> RECORDS SUPPLIED
----

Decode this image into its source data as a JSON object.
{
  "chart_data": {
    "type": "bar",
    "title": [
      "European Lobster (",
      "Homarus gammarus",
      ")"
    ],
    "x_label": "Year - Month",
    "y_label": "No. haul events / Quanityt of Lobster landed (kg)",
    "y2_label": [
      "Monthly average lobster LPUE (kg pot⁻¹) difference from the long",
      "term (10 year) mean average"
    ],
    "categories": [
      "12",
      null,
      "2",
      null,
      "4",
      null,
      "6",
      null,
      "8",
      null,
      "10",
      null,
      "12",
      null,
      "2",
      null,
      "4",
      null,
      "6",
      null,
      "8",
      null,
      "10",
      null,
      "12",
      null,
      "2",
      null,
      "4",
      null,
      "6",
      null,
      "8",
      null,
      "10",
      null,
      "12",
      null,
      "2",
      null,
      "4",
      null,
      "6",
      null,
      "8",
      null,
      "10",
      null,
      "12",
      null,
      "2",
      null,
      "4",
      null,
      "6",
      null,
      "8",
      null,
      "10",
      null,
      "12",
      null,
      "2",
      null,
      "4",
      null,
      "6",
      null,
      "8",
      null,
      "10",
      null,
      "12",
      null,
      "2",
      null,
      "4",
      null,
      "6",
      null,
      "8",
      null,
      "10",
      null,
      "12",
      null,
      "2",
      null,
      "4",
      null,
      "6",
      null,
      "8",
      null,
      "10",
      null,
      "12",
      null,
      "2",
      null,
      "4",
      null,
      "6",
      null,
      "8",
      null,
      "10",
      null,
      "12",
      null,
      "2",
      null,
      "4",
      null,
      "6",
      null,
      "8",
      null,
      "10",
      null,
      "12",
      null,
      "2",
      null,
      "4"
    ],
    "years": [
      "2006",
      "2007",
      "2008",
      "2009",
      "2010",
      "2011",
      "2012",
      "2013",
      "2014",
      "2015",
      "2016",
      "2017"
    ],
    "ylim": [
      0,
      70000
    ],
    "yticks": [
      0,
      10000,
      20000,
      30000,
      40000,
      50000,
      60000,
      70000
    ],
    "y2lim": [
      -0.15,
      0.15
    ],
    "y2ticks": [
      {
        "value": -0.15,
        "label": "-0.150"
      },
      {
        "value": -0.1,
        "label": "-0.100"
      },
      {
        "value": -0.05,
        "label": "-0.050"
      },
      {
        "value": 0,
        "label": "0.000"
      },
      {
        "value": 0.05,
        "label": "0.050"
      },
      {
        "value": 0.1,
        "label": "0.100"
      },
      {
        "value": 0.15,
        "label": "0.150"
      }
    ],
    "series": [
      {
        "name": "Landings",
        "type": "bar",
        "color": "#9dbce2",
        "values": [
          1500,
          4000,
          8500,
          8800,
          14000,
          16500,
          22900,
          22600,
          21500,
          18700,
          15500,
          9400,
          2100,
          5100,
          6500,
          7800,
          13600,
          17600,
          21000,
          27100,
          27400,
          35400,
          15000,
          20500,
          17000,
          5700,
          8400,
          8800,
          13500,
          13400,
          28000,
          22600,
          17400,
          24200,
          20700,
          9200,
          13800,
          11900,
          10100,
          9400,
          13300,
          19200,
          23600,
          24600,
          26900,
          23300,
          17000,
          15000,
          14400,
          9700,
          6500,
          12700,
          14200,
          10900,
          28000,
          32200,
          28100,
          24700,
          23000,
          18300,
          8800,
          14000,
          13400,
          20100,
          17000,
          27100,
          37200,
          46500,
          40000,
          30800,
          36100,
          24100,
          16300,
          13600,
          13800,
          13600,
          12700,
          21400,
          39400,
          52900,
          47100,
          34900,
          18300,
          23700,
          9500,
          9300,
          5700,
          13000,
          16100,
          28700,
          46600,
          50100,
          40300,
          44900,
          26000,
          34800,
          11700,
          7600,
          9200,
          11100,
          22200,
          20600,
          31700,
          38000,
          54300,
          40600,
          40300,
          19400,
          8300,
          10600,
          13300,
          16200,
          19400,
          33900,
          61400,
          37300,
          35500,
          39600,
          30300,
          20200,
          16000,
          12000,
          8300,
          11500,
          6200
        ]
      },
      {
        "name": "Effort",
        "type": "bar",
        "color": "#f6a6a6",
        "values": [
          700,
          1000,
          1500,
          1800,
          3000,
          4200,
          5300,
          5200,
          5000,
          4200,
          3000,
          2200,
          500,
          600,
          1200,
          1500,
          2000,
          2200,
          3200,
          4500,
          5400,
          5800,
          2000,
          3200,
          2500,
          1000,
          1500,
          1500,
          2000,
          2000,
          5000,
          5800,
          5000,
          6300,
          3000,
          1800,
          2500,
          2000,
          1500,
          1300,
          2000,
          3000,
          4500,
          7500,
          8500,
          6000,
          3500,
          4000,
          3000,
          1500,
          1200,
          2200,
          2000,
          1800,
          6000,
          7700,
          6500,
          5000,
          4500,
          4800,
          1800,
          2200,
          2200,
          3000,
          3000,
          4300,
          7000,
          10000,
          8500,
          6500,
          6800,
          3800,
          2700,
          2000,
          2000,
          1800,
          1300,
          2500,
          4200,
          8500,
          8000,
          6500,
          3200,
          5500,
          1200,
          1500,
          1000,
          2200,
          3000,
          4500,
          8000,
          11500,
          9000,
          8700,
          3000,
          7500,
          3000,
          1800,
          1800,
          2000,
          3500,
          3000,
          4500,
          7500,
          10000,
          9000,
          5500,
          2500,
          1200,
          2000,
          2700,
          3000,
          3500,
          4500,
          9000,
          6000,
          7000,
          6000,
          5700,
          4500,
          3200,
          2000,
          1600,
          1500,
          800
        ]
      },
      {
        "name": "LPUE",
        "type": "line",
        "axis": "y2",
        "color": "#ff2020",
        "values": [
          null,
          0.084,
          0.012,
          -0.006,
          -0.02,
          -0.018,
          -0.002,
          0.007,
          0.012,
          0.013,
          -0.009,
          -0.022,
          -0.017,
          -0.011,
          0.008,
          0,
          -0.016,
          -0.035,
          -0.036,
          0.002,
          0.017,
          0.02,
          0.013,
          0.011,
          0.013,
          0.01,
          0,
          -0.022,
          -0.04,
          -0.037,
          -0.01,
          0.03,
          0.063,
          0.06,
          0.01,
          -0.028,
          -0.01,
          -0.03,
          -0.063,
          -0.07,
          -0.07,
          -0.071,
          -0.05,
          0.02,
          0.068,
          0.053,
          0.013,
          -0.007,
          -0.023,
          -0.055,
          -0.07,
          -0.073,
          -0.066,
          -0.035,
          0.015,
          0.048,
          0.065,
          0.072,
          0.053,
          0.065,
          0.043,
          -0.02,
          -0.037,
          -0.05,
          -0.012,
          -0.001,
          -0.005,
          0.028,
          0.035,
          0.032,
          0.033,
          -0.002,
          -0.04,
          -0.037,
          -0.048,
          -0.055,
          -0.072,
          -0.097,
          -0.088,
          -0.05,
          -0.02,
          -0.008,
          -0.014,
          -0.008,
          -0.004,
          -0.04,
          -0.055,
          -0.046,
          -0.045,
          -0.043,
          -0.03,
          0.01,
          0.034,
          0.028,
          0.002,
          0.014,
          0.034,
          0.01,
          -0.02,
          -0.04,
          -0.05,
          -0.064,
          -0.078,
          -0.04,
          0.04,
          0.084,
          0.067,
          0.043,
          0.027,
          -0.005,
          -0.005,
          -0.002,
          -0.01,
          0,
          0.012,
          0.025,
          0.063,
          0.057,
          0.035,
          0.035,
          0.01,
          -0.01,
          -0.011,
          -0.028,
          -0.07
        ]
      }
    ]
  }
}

----

> DIRECTIVE
Identify and copy all lines with the word "color".

> SOLUTION
        "color": "#9dbce2",
        "color": "#f6a6a6",
        "color": "#ff2020",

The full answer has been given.